- [Written instruction]: Print each of the following records again, word for word, from the first line to the last.

- [Input for this task]:
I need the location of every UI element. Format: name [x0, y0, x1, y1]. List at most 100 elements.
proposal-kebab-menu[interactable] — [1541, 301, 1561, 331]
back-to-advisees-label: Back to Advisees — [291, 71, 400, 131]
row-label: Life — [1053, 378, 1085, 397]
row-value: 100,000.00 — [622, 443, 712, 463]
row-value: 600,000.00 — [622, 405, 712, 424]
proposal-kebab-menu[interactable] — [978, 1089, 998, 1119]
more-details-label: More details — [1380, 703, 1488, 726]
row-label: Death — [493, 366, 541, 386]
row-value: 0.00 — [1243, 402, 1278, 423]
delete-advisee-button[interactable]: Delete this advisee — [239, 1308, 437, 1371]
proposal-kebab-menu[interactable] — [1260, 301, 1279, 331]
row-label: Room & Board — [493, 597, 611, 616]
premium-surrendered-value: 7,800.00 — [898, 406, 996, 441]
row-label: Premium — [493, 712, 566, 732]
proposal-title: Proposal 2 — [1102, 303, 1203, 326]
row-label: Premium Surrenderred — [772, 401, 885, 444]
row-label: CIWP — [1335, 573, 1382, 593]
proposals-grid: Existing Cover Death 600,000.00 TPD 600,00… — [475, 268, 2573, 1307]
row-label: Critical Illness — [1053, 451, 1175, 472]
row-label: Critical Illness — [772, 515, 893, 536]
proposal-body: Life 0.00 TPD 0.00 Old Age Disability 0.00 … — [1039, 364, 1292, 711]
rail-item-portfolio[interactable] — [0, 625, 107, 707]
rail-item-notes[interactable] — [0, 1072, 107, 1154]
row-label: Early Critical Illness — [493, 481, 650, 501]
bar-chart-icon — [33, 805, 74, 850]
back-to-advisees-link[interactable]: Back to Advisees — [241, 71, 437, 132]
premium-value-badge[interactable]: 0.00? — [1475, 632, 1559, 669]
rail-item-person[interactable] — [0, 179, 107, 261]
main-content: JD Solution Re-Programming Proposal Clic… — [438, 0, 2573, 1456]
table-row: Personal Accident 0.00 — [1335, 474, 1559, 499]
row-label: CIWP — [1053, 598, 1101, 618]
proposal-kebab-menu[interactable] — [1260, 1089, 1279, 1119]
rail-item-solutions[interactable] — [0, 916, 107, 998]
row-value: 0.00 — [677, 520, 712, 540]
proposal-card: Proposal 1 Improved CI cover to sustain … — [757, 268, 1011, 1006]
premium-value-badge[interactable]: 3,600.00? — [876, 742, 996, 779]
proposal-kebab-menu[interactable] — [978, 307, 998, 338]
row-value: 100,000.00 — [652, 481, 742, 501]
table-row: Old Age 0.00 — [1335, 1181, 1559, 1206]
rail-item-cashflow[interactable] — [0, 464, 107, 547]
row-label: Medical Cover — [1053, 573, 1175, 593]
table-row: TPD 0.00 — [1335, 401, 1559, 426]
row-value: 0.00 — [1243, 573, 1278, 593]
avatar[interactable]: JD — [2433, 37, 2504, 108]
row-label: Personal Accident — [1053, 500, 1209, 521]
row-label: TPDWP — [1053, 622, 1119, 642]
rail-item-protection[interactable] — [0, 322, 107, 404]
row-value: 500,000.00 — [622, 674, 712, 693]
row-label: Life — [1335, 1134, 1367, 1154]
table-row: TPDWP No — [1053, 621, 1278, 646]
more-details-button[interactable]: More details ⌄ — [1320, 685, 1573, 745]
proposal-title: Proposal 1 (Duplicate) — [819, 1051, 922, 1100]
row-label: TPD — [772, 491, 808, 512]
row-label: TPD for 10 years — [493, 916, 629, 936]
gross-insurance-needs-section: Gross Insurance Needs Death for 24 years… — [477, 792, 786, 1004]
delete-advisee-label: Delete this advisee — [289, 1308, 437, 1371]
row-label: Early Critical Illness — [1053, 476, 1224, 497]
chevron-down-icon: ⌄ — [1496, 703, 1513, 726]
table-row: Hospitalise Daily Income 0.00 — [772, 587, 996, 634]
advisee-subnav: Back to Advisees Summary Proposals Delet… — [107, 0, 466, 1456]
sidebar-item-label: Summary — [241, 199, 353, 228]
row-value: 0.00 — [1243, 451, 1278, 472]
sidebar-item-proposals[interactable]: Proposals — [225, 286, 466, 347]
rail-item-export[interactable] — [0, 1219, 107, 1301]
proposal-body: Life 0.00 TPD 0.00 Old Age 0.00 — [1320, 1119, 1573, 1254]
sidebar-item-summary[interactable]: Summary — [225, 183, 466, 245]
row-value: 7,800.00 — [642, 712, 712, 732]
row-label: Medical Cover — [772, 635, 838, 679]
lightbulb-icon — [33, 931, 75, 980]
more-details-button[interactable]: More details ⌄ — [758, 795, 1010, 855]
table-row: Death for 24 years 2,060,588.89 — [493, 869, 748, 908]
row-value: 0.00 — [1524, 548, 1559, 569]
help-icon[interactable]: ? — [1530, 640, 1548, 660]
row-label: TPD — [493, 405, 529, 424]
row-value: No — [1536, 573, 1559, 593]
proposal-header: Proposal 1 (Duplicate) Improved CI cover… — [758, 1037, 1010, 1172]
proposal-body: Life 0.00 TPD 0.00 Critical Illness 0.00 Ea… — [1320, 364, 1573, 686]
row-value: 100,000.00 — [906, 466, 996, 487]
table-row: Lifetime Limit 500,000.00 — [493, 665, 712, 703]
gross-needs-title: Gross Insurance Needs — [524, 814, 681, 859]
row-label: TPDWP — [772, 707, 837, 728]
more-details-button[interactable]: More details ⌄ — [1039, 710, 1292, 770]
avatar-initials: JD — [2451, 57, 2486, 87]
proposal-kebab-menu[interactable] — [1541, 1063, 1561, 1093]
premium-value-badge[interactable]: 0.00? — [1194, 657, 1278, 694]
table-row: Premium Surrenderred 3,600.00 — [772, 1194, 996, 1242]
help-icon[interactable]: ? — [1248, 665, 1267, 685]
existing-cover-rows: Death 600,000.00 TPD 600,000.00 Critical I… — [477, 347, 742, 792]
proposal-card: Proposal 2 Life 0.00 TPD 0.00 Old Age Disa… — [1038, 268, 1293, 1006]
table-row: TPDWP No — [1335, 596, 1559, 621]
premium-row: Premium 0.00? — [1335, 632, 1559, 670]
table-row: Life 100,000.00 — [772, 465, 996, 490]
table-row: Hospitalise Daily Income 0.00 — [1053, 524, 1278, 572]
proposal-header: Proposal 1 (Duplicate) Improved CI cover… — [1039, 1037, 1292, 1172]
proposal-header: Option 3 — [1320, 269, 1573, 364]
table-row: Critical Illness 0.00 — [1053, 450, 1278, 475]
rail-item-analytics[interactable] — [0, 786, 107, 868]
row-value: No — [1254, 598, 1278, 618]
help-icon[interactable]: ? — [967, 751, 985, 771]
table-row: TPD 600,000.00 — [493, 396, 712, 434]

- [Complete answer]:
I need the location of every UI element. Format: name [x0, y0, x1, y1]. List at most 100 elements.
proposal-kebab-menu[interactable] — [1541, 301, 1561, 331]
back-to-advisees-label: Back to Advisees — [291, 71, 400, 131]
row-label: Life — [1053, 378, 1085, 397]
row-value: 100,000.00 — [622, 443, 712, 463]
row-value: 600,000.00 — [622, 405, 712, 424]
proposal-kebab-menu[interactable] — [978, 1089, 998, 1119]
more-details-label: More details — [1380, 703, 1488, 726]
row-label: Death — [493, 366, 541, 386]
row-value: 0.00 — [1243, 402, 1278, 423]
delete-advisee-button[interactable]: Delete this advisee — [239, 1308, 437, 1371]
proposal-kebab-menu[interactable] — [1260, 301, 1279, 331]
row-label: Room & Board — [493, 597, 611, 616]
premium-surrendered-value: 7,800.00 — [898, 406, 996, 441]
row-label: Premium — [493, 712, 566, 732]
proposal-title: Proposal 2 — [1102, 303, 1203, 326]
row-label: Premium Surrenderred — [772, 401, 885, 444]
row-label: CIWP — [1335, 573, 1382, 593]
proposals-grid: Existing Cover Death 600,000.00 TPD 600,00… — [475, 268, 2573, 1307]
row-label: Critical Illness — [1053, 451, 1175, 472]
row-label: Critical Illness — [772, 515, 893, 536]
proposal-body: Life 0.00 TPD 0.00 Old Age Disability 0.00 … — [1039, 364, 1292, 711]
rail-item-portfolio[interactable] — [0, 625, 107, 707]
rail-item-notes[interactable] — [0, 1072, 107, 1154]
row-label: Early Critical Illness — [493, 481, 650, 501]
bar-chart-icon — [33, 805, 74, 850]
back-to-advisees-link[interactable]: Back to Advisees — [241, 71, 437, 132]
premium-value-badge[interactable]: 0.00? — [1475, 632, 1559, 669]
rail-item-person[interactable] — [0, 179, 107, 261]
main-content: JD Solution Re-Programming Proposal Clic… — [438, 0, 2573, 1456]
table-row: Personal Accident 0.00 — [1335, 474, 1559, 499]
row-label: CIWP — [1053, 598, 1101, 618]
proposal-kebab-menu[interactable] — [1260, 1089, 1279, 1119]
rail-item-solutions[interactable] — [0, 916, 107, 998]
row-value: 0.00 — [677, 520, 712, 540]
proposal-card: Proposal 1 Improved CI cover to sustain … — [757, 268, 1011, 1006]
premium-value-badge[interactable]: 3,600.00? — [876, 742, 996, 779]
proposal-kebab-menu[interactable] — [978, 307, 998, 338]
row-value: 100,000.00 — [652, 481, 742, 501]
table-row: Old Age 0.00 — [1335, 1181, 1559, 1206]
rail-item-cashflow[interactable] — [0, 464, 107, 547]
row-label: Medical Cover — [1053, 573, 1175, 593]
table-row: TPD 0.00 — [1335, 401, 1559, 426]
row-value: 0.00 — [1243, 573, 1278, 593]
avatar[interactable]: JD — [2433, 37, 2504, 108]
row-label: Personal Accident — [1053, 500, 1209, 521]
row-label: TPDWP — [1053, 622, 1119, 642]
rail-item-protection[interactable] — [0, 322, 107, 404]
row-value: 500,000.00 — [622, 674, 712, 693]
row-label: Life — [1335, 1134, 1367, 1154]
table-row: TPDWP No — [1053, 621, 1278, 646]
more-details-button[interactable]: More details ⌄ — [1320, 685, 1573, 745]
proposal-title: Proposal 1 (Duplicate) — [819, 1051, 922, 1100]
row-label: TPD — [772, 491, 808, 512]
row-label: TPD for 10 years — [493, 916, 629, 936]
gross-insurance-needs-section: Gross Insurance Needs Death for 24 years… — [477, 792, 786, 1004]
delete-advisee-label: Delete this advisee — [289, 1308, 437, 1371]
row-label: Early Critical Illness — [1053, 476, 1224, 497]
chevron-down-icon: ⌄ — [1496, 703, 1513, 726]
table-row: Hospitalise Daily Income 0.00 — [772, 587, 996, 634]
advisee-subnav: Back to Advisees Summary Proposals Delet… — [107, 0, 466, 1456]
sidebar-item-label: Summary — [241, 199, 353, 228]
row-value: 0.00 — [1243, 451, 1278, 472]
sidebar-item-proposals[interactable]: Proposals — [225, 286, 466, 347]
rail-item-export[interactable] — [0, 1219, 107, 1301]
proposal-body: Life 0.00 TPD 0.00 Old Age 0.00 — [1320, 1119, 1573, 1254]
sidebar-item-summary[interactable]: Summary — [225, 183, 466, 245]
row-value: 7,800.00 — [642, 712, 712, 732]
row-label: Medical Cover — [772, 635, 838, 679]
lightbulb-icon — [33, 931, 75, 980]
more-details-button[interactable]: More details ⌄ — [758, 795, 1010, 855]
table-row: Death for 24 years 2,060,588.89 — [493, 869, 748, 908]
row-value: 0.00 — [1524, 548, 1559, 569]
help-icon[interactable]: ? — [1530, 640, 1548, 660]
row-label: TPD — [493, 405, 529, 424]
row-value: No — [1536, 573, 1559, 593]
proposal-header: Proposal 1 (Duplicate) Improved CI cover… — [758, 1037, 1010, 1172]
proposal-body: Life 0.00 TPD 0.00 Critical Illness 0.00 Ea… — [1320, 364, 1573, 686]
row-value: 100,000.00 — [906, 466, 996, 487]
table-row: Lifetime Limit 500,000.00 — [493, 665, 712, 703]
gross-needs-title: Gross Insurance Needs — [524, 814, 681, 859]
row-label: TPDWP — [772, 707, 837, 728]
more-details-button[interactable]: More details ⌄ — [1039, 710, 1292, 770]
avatar-initials: JD — [2451, 57, 2486, 87]
proposal-kebab-menu[interactable] — [1541, 1063, 1561, 1093]
premium-value-badge[interactable]: 0.00? — [1194, 657, 1278, 694]
table-row: Premium Surrenderred 3,600.00 — [772, 1194, 996, 1242]
help-icon[interactable]: ? — [1248, 665, 1267, 685]
existing-cover-rows: Death 600,000.00 TPD 600,000.00 Critical I… — [477, 347, 742, 792]
proposal-card: Proposal 2 Life 0.00 TPD 0.00 Old Age Disa… — [1038, 268, 1293, 1006]
table-row: TPDWP No — [1335, 596, 1559, 621]
premium-row: Premium 0.00? — [1335, 632, 1559, 670]
table-row: Life 100,000.00 — [772, 465, 996, 490]
table-row: Hospitalise Daily Income 0.00 — [1053, 524, 1278, 572]
proposal-header: Proposal 1 (Duplicate) Improved CI cover… — [1039, 1037, 1292, 1172]
proposal-header: Option 3 — [1320, 269, 1573, 364]
table-row: Critical Illness 0.00 — [1053, 450, 1278, 475]
rail-item-analytics[interactable] — [0, 786, 107, 868]
row-value: No — [1254, 598, 1278, 618]
help-icon[interactable]: ? — [967, 751, 985, 771]
table-row: TPD 600,000.00 — [493, 396, 712, 434]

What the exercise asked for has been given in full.